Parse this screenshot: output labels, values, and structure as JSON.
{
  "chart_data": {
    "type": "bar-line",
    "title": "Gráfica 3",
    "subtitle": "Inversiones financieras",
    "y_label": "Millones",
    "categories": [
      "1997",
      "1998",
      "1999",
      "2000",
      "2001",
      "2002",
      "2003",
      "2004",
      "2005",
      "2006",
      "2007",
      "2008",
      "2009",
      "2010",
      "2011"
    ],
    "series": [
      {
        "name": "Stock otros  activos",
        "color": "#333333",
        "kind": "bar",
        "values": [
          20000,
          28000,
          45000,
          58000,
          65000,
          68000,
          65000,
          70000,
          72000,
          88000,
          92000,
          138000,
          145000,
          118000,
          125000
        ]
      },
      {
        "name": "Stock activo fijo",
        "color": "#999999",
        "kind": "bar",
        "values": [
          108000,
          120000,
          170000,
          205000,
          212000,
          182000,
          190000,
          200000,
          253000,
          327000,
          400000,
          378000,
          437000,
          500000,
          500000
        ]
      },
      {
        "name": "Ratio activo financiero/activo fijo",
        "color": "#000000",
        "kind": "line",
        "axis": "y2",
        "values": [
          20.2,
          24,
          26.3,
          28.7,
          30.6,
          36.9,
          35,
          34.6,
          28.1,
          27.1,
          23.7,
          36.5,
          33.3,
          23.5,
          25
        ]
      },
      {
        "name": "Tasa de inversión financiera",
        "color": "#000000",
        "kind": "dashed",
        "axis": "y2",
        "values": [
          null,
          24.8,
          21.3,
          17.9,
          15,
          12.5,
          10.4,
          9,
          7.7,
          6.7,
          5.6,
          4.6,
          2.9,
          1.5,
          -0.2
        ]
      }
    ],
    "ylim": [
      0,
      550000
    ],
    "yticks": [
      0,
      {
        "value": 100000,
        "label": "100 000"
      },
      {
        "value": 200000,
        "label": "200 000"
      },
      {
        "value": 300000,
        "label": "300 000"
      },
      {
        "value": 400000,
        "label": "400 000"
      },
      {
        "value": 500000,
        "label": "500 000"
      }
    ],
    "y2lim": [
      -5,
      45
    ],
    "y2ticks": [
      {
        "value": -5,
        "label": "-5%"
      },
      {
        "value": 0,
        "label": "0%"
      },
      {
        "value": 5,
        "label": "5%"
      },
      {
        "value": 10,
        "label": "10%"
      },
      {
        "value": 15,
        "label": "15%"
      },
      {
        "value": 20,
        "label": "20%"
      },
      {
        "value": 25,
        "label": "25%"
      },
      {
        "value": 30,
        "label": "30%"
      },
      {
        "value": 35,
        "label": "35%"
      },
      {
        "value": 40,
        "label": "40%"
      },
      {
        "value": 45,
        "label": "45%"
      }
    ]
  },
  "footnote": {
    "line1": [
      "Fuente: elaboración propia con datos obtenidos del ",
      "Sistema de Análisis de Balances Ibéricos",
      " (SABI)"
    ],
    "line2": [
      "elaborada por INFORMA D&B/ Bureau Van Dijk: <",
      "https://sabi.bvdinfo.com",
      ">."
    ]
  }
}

====================

The records above should be restated word for word, please.

• _SOLUTION TO THE EXERCISE_:
Parse this screenshot: output labels, values, and structure as JSON.
{
  "chart_data": {
    "type": "bar-line",
    "title": "Gráfica 3",
    "subtitle": "Inversiones financieras",
    "y_label": "Millones",
    "categories": [
      "1997",
      "1998",
      "1999",
      "2000",
      "2001",
      "2002",
      "2003",
      "2004",
      "2005",
      "2006",
      "2007",
      "2008",
      "2009",
      "2010",
      "2011"
    ],
    "series": [
      {
        "name": "Stock otros  activos",
        "color": "#333333",
        "kind": "bar",
        "values": [
          20000,
          28000,
          45000,
          58000,
          65000,
          68000,
          65000,
          70000,
          72000,
          88000,
          92000,
          138000,
          145000,
          118000,
          125000
        ]
      },
      {
        "name": "Stock activo fijo",
        "color": "#999999",
        "kind": "bar",
        "values": [
          108000,
          120000,
          170000,
          205000,
          212000,
          182000,
          190000,
          200000,
          253000,
          327000,
          400000,
          378000,
          437000,
          500000,
          500000
        ]
      },
      {
        "name": "Ratio activo financiero/activo fijo",
        "color": "#000000",
        "kind": "line",
        "axis": "y2",
        "values": [
          20.2,
          24,
          26.3,
          28.7,
          30.6,
          36.9,
          35,
          34.6,
          28.1,
          27.1,
          23.7,
          36.5,
          33.3,
          23.5,
          25
        ]
      },
      {
        "name": "Tasa de inversión financiera",
        "color": "#000000",
        "kind": "dashed",
        "axis": "y2",
        "values": [
          null,
          24.8,
          21.3,
          17.9,
          15,
          12.5,
          10.4,
          9,
          7.7,
          6.7,
          5.6,
          4.6,
          2.9,
          1.5,
          -0.2
        ]
      }
    ],
    "ylim": [
      0,
      550000
    ],
    "yticks": [
      0,
      {
        "value": 100000,
        "label": "100 000"
      },
      {
        "value": 200000,
        "label": "200 000"
      },
      {
        "value": 300000,
        "label": "300 000"
      },
      {
        "value": 400000,
        "label": "400 000"
      },
      {
        "value": 500000,
        "label": "500 000"
      }
    ],
    "y2lim": [
      -5,
      45
    ],
    "y2ticks": [
      {
        "value": -5,
        "label": "-5%"
      },
      {
        "value": 0,
        "label": "0%"
      },
      {
        "value": 5,
        "label": "5%"
      },
      {
        "value": 10,
        "label": "10%"
      },
      {
        "value": 15,
        "label": "15%"
      },
      {
        "value": 20,
        "label": "20%"
      },
      {
        "value": 25,
        "label": "25%"
      },
      {
        "value": 30,
        "label": "30%"
      },
      {
        "value": 35,
        "label": "35%"
      },
      {
        "value": 40,
        "label": "40%"
      },
      {
        "value": 45,
        "label": "45%"
      }
    ]
  },
  "footnote": {
    "line1": [
      "Fuente: elaboración propia con datos obtenidos del ",
      "Sistema de Análisis de Balances Ibéricos",
      " (SABI)"
    ],
    "line2": [
      "elaborada por INFORMA D&B/ Bureau Van Dijk: <",
      "https://sabi.bvdinfo.com",
      ">."
    ]
  }
}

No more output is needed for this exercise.